• What to produce: Tally the lines of the listing that contain the word "Вологодской", then give the total and nothing else.

▬▬▬▬▬▬▬▬▬▬

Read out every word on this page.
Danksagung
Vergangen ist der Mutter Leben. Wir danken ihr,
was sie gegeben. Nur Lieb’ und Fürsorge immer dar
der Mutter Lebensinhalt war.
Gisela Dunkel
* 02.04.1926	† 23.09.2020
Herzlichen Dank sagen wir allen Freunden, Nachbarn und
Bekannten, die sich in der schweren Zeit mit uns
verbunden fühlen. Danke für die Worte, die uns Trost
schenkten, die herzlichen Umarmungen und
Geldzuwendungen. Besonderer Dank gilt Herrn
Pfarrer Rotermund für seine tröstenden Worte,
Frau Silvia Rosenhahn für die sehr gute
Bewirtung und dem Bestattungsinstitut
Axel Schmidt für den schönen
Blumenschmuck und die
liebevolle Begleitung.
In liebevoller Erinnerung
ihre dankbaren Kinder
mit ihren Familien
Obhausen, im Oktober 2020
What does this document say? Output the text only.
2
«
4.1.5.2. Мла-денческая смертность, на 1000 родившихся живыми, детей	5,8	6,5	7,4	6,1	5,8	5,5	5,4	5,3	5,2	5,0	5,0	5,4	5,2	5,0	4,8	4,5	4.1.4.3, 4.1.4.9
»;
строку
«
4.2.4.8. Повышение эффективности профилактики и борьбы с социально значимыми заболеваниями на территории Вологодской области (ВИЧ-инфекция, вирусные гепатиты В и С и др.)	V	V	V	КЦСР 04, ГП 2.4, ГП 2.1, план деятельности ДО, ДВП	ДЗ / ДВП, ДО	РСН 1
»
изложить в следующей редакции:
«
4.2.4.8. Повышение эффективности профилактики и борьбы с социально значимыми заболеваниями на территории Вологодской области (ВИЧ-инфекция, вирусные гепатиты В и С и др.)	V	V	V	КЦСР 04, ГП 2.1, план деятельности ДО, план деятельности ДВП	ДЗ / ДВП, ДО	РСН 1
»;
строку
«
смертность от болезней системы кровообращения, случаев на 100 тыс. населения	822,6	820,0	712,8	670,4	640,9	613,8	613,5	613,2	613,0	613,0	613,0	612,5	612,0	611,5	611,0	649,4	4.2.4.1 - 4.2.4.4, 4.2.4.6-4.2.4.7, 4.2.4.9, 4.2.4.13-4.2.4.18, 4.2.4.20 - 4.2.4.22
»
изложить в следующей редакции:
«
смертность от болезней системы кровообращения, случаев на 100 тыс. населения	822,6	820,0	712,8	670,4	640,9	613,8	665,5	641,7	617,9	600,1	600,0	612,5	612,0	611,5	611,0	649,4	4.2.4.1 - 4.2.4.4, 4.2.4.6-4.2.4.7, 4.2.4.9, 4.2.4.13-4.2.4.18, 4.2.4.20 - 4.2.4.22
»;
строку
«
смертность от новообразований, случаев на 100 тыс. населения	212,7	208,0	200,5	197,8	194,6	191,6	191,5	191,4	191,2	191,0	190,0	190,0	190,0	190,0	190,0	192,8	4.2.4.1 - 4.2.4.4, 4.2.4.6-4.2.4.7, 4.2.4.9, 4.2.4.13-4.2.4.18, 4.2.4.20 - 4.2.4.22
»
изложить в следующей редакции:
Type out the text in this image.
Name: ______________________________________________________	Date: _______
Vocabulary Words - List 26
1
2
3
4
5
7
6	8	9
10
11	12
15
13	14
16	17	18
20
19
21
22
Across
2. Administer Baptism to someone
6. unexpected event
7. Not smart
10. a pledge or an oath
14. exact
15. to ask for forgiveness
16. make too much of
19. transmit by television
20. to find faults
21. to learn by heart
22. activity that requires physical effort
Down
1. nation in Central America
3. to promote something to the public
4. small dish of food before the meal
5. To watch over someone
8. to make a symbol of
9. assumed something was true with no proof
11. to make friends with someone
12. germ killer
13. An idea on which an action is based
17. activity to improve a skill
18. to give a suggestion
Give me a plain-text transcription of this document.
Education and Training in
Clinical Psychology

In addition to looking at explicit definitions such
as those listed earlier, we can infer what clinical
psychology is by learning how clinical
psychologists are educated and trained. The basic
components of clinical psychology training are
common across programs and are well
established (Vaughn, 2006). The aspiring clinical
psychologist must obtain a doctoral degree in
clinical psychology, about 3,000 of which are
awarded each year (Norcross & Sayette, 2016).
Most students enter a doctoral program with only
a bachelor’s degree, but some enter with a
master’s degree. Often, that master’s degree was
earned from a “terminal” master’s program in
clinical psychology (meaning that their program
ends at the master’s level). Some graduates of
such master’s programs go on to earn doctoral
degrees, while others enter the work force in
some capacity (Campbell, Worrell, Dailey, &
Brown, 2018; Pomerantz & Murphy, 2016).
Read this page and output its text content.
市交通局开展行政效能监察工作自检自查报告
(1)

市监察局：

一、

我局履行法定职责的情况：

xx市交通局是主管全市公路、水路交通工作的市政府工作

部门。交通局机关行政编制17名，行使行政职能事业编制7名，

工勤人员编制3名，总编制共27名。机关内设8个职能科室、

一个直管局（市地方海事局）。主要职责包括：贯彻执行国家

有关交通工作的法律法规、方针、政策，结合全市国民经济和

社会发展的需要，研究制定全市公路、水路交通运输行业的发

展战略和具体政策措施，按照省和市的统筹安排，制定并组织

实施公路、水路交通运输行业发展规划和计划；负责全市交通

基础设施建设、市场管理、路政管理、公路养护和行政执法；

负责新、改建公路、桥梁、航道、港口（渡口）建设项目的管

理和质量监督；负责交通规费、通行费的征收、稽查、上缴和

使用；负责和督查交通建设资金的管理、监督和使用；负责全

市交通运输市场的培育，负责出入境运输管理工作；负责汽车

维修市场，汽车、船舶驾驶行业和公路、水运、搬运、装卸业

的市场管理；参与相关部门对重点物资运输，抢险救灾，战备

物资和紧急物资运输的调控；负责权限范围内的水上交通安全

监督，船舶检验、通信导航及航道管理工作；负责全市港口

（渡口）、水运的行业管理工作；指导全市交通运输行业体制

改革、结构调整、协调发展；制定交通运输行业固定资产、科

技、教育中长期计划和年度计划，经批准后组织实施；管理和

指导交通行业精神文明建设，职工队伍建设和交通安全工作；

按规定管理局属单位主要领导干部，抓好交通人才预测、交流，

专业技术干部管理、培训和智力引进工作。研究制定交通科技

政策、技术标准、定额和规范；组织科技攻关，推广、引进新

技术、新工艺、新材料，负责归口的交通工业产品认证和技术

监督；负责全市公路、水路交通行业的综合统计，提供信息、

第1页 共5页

▬▬▬▬▬▬▬▬▬▬

• Final result: 2